[Records from a dataset]
** Start **

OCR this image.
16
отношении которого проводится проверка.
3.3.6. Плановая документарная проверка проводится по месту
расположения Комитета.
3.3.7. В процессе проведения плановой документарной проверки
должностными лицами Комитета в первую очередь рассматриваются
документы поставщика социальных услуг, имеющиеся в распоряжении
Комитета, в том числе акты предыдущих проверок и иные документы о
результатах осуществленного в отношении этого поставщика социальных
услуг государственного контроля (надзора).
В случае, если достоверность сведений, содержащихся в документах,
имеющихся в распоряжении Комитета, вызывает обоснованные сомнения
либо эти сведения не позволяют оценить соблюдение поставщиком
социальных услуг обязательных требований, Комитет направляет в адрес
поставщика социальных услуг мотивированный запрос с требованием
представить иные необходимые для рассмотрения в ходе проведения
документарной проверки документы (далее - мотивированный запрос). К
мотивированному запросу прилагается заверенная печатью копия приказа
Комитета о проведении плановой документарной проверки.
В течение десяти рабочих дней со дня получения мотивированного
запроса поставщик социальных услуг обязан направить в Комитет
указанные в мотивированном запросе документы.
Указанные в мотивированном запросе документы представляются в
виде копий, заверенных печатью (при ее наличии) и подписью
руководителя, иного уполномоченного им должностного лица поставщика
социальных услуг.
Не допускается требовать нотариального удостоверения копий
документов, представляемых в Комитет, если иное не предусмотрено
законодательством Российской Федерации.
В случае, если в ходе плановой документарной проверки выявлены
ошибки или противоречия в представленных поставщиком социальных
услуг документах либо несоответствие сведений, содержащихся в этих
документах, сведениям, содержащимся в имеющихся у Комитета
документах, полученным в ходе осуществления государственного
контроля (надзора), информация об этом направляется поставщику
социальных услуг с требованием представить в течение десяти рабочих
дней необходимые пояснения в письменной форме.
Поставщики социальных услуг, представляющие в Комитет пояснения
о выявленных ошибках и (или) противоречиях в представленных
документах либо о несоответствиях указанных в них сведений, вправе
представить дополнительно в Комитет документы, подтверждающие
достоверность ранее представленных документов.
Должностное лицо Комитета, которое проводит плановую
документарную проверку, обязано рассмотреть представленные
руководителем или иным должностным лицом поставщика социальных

** End **

All of the material above needs to be retyped word for word.

* [In response]:
OCR this image.
16
отношении которого проводится проверка.
3.3.6. Плановая документарная проверка проводится по месту
расположения Комитета.
3.3.7. В процессе проведения плановой документарной проверки
должностными лицами Комитета в первую очередь рассматриваются
документы поставщика социальных услуг, имеющиеся в распоряжении
Комитета, в том числе акты предыдущих проверок и иные документы о
результатах осуществленного в отношении этого поставщика социальных
услуг государственного контроля (надзора).
В случае, если достоверность сведений, содержащихся в документах,
имеющихся в распоряжении Комитета, вызывает обоснованные сомнения
либо эти сведения не позволяют оценить соблюдение поставщиком
социальных услуг обязательных требований, Комитет направляет в адрес
поставщика социальных услуг мотивированный запрос с требованием
представить иные необходимые для рассмотрения в ходе проведения
документарной проверки документы (далее - мотивированный запрос). К
мотивированному запросу прилагается заверенная печатью копия приказа
Комитета о проведении плановой документарной проверки.
В течение десяти рабочих дней со дня получения мотивированного
запроса поставщик социальных услуг обязан направить в Комитет
указанные в мотивированном запросе документы.
Указанные в мотивированном запросе документы представляются в
виде копий, заверенных печатью (при ее наличии) и подписью
руководителя, иного уполномоченного им должностного лица поставщика
социальных услуг.
Не допускается требовать нотариального удостоверения копий
документов, представляемых в Комитет, если иное не предусмотрено
законодательством Российской Федерации.
В случае, если в ходе плановой документарной проверки выявлены
ошибки или противоречия в представленных поставщиком социальных
услуг документах либо несоответствие сведений, содержащихся в этих
документах, сведениям, содержащимся в имеющихся у Комитета
документах, полученным в ходе осуществления государственного
контроля (надзора), информация об этом направляется поставщику
социальных услуг с требованием представить в течение десяти рабочих
дней необходимые пояснения в письменной форме.
Поставщики социальных услуг, представляющие в Комитет пояснения
о выявленных ошибках и (или) противоречиях в представленных
документах либо о несоответствиях указанных в них сведений, вправе
представить дополнительно в Комитет документы, подтверждающие
достоверность ранее представленных документов.
Должностное лицо Комитета, которое проводит плановую
документарную проверку, обязано рассмотреть представленные
руководителем или иным должностным лицом поставщика социальных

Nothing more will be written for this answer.